Data for the task:
★ ★ ★

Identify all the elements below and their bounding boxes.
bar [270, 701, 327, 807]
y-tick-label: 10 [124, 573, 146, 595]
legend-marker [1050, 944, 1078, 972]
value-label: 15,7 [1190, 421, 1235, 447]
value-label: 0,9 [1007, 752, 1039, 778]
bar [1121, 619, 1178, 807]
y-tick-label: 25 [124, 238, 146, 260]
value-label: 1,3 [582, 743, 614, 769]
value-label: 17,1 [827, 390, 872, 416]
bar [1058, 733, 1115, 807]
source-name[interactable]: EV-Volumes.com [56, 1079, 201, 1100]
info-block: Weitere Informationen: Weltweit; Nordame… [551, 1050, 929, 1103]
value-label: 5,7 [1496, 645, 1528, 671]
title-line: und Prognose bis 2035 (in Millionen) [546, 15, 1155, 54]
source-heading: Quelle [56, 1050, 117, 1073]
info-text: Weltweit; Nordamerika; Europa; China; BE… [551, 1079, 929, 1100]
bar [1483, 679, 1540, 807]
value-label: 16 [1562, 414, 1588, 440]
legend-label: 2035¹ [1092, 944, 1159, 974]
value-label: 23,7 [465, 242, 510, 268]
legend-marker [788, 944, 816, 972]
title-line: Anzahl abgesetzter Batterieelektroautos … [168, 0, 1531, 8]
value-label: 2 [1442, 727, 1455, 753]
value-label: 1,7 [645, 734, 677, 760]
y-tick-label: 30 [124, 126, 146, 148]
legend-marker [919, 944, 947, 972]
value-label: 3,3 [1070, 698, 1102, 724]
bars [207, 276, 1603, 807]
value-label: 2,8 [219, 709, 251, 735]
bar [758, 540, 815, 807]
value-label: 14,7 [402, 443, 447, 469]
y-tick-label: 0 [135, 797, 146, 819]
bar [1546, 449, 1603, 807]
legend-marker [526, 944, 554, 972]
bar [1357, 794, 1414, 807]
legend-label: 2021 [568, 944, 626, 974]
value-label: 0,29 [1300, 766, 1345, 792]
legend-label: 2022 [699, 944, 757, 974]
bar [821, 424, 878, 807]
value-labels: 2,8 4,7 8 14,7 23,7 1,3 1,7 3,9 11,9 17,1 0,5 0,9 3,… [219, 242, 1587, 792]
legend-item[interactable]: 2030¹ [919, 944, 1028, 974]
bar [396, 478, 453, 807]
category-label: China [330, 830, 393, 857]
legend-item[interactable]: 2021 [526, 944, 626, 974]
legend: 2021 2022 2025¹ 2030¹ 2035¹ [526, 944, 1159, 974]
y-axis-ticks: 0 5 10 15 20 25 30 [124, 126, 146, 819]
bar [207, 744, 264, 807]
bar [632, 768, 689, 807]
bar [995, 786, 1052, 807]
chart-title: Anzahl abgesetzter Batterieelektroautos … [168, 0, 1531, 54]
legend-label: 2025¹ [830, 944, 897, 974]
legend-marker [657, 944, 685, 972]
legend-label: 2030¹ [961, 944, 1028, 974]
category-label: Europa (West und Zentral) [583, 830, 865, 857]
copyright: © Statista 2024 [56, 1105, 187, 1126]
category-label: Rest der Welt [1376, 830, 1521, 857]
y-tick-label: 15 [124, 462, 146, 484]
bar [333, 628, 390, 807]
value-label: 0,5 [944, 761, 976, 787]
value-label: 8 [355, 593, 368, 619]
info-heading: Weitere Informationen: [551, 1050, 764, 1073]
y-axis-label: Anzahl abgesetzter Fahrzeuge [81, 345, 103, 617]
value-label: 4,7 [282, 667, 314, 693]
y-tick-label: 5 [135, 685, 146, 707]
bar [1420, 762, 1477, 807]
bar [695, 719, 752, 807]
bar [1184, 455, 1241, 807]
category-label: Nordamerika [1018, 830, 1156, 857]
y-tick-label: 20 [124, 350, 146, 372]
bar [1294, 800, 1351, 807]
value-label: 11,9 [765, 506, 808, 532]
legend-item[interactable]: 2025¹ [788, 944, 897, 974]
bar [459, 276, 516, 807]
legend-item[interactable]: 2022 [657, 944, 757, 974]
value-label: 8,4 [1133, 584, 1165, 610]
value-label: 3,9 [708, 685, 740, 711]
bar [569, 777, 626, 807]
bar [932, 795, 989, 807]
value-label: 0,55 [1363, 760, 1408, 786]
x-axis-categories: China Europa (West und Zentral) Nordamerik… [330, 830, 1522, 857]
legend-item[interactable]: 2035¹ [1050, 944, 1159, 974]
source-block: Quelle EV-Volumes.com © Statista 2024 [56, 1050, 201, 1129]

★ ★ ★

What you will do: Recast every line of the entries above as a JSON list of strings, one string per line, leaving out any blank lines.

Solved problem:
[
  "Identify all the elements below and their bounding boxes.",
  "bar [270, 701, 327, 807]",
  "y-tick-label: 10 [124, 573, 146, 595]",
  "legend-marker [1050, 944, 1078, 972]",
  "value-label: 15,7 [1190, 421, 1235, 447]",
  "value-label: 0,9 [1007, 752, 1039, 778]",
  "bar [1121, 619, 1178, 807]",
  "y-tick-label: 25 [124, 238, 146, 260]",
  "value-label: 1,3 [582, 743, 614, 769]",
  "value-label: 17,1 [827, 390, 872, 416]",
  "bar [1058, 733, 1115, 807]",
  "source-name[interactable]: EV-Volumes.com [56, 1079, 201, 1100]",
  "info-block: Weitere Informationen: Weltweit; Nordame… [551, 1050, 929, 1103]",
  "value-label: 5,7 [1496, 645, 1528, 671]",
  "title-line: und Prognose bis 2035 (in Millionen) [546, 15, 1155, 54]",
  "source-heading: Quelle [56, 1050, 117, 1073]",
  "info-text: Weltweit; Nordamerika; Europa; China; BE… [551, 1079, 929, 1100]",
  "bar [1483, 679, 1540, 807]",
  "value-label: 16 [1562, 414, 1588, 440]",
  "legend-label: 2035¹ [1092, 944, 1159, 974]",
  "value-label: 23,7 [465, 242, 510, 268]",
  "legend-marker [788, 944, 816, 972]",
  "title-line: Anzahl abgesetzter Batterieelektroautos … [168, 0, 1531, 8]",
  "value-label: 2 [1442, 727, 1455, 753]",
  "value-label: 1,7 [645, 734, 677, 760]",
  "y-tick-label: 30 [124, 126, 146, 148]",
  "legend-marker [919, 944, 947, 972]",
  "value-label: 3,3 [1070, 698, 1102, 724]",
  "bars [207, 276, 1603, 807]",
  "value-label: 2,8 [219, 709, 251, 735]",
  "bar [758, 540, 815, 807]",
  "value-label: 14,7 [402, 443, 447, 469]",
  "y-tick-label: 0 [135, 797, 146, 819]",
  "bar [1546, 449, 1603, 807]",
  "legend-marker [526, 944, 554, 972]",
  "bar [1357, 794, 1414, 807]",
  "legend-label: 2021 [568, 944, 626, 974]",
  "value-label: 0,29 [1300, 766, 1345, 792]",
  "legend-label: 2022 [699, 944, 757, 974]",
  "bar [821, 424, 878, 807]",
  "value-labels: 2,8 4,7 8 14,7 23,7 1,3 1,7 3,9 11,9 17,1 0,5 0,9 3,… [219, 242, 1587, 792]",
  "legend-item[interactable]: 2030¹ [919, 944, 1028, 974]",
  "bar [396, 478, 453, 807]",
  "category-label: China [330, 830, 393, 857]",
  "legend-item[interactable]: 2021 [526, 944, 626, 974]",
  "legend: 2021 2022 2025¹ 2030¹ 2035¹ [526, 944, 1159, 974]",
  "y-axis-ticks: 0 5 10 15 20 25 30 [124, 126, 146, 819]",
  "bar [207, 744, 264, 807]",
  "bar [632, 768, 689, 807]",
  "bar [995, 786, 1052, 807]",
  "chart-title: Anzahl abgesetzter Batterieelektroautos … [168, 0, 1531, 54]",
  "legend-label: 2025¹ [830, 944, 897, 974]",
  "legend-marker [657, 944, 685, 972]",
  "legend-label: 2030¹ [961, 944, 1028, 974]",
  "category-label: Europa (West und Zentral) [583, 830, 865, 857]",
  "copyright: © Statista 2024 [56, 1105, 187, 1126]",
  "category-label: Rest der Welt [1376, 830, 1521, 857]",
  "y-tick-label: 15 [124, 462, 146, 484]",
  "bar [333, 628, 390, 807]",
  "value-label: 0,5 [944, 761, 976, 787]",
  "value-label: 8 [355, 593, 368, 619]",
  "info-heading: Weitere Informationen: [551, 1050, 764, 1073]",
  "y-axis-label: Anzahl abgesetzter Fahrzeuge [81, 345, 103, 617]",
  "value-label: 4,7 [282, 667, 314, 693]",
  "y-tick-label: 5 [135, 685, 146, 707]",
  "bar [1420, 762, 1477, 807]",
  "bar [695, 719, 752, 807]",
  "bar [1184, 455, 1241, 807]",
  "category-label: Nordamerika [1018, 830, 1156, 857]",
  "y-tick-label: 20 [124, 350, 146, 372]",
  "bar [1294, 800, 1351, 807]",
  "value-label: 11,9 [765, 506, 808, 532]",
  "legend-item[interactable]: 2025¹ [788, 944, 897, 974]",
  "bar [459, 276, 516, 807]",
  "legend-item[interactable]: 2022 [657, 944, 757, 974]",
  "value-label: 8,4 [1133, 584, 1165, 610]",
  "value-label: 3,9 [708, 685, 740, 711]",
  "bar [569, 777, 626, 807]",
  "bar [932, 795, 989, 807]",
  "value-label: 0,55 [1363, 760, 1408, 786]",
  "x-axis-categories: China Europa (West und Zentral) Nordamerik… [330, 830, 1522, 857]",
  "legend-item[interactable]: 2035¹ [1050, 944, 1159, 974]",
  "source-block: Quelle EV-Volumes.com © Statista 2024 [56, 1050, 201, 1129]"
]